Stated problem: Write out each line of the listing as it stands, without the images.

□ □ □ □

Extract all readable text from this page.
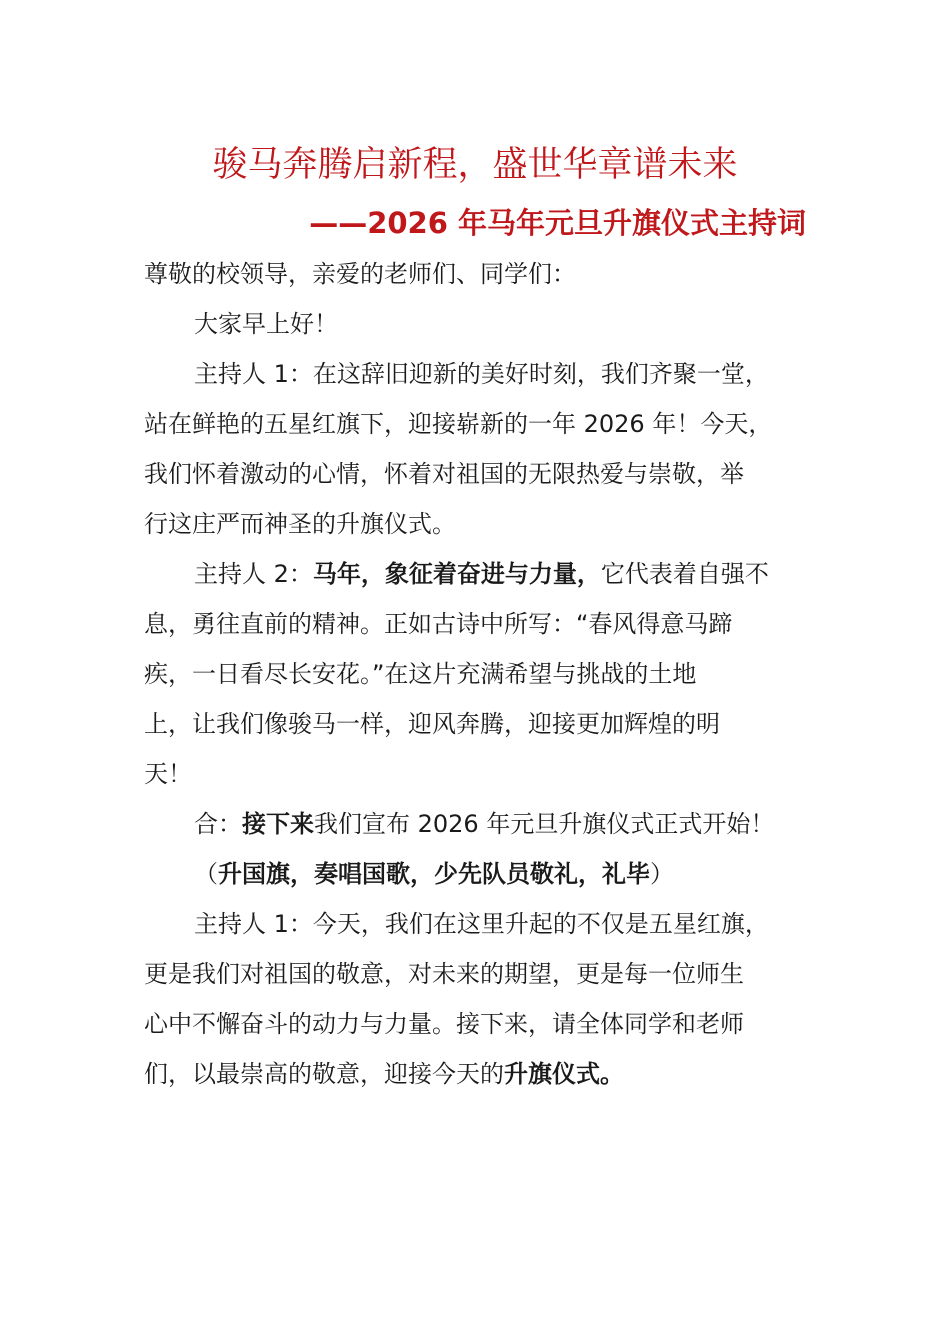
骏马奔腾启新程，盛世华章谱未来
——2026 年马年元旦升旗仪式主持词
尊敬的校领导，亲爱的老师们、同学们：
大家早上好！
主持人 1：在这辞旧迎新的美好时刻，我们齐聚一堂，
站在鲜艳的五星红旗下，迎接崭新的一年 2026 年！今天，
我们怀着激动的心情，怀着对祖国的无限热爱与崇敬，举
行这庄严而神圣的升旗仪式。
主持人 2：马年，象征着奋进与力量，它代表着自强不
息，勇往直前的精神。正如古诗中所写：“春风得意马蹄
疾，一日看尽长安花。”在这片充满希望与挑战的土地
上，让我们像骏马一样，迎风奔腾，迎接更加辉煌的明
天！
合：接下来我们宣布 2026 年元旦升旗仪式正式开始！
（升国旗，奏唱国歌，少先队员敬礼，礼毕）
主持人 1：今天，我们在这里升起的不仅是五星红旗，
更是我们对祖国的敬意，对未来的期望，更是每一位师生
心中不懈奋斗的动力与力量。接下来，请全体同学和老师
们，以最崇高的敬意，迎接今天的升旗仪式。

□ □ □ □

Reply:
Extract all readable text from this page.
骏马奔腾启新程，盛世华章谱未来
——2026 年马年元旦升旗仪式主持词
尊敬的校领导，亲爱的老师们、同学们：
大家早上好！
主持人 1：在这辞旧迎新的美好时刻，我们齐聚一堂，
站在鲜艳的五星红旗下，迎接崭新的一年 2026 年！今天，
我们怀着激动的心情，怀着对祖国的无限热爱与崇敬，举
行这庄严而神圣的升旗仪式。
主持人 2：马年，象征着奋进与力量，它代表着自强不
息，勇往直前的精神。正如古诗中所写：“春风得意马蹄
疾，一日看尽长安花。”在这片充满希望与挑战的土地
上，让我们像骏马一样，迎风奔腾，迎接更加辉煌的明
天！
合：接下来我们宣布 2026 年元旦升旗仪式正式开始！
（升国旗，奏唱国歌，少先队员敬礼，礼毕）
主持人 1：今天，我们在这里升起的不仅是五星红旗，
更是我们对祖国的敬意，对未来的期望，更是每一位师生
心中不懈奋斗的动力与力量。接下来，请全体同学和老师
们，以最崇高的敬意，迎接今天的升旗仪式。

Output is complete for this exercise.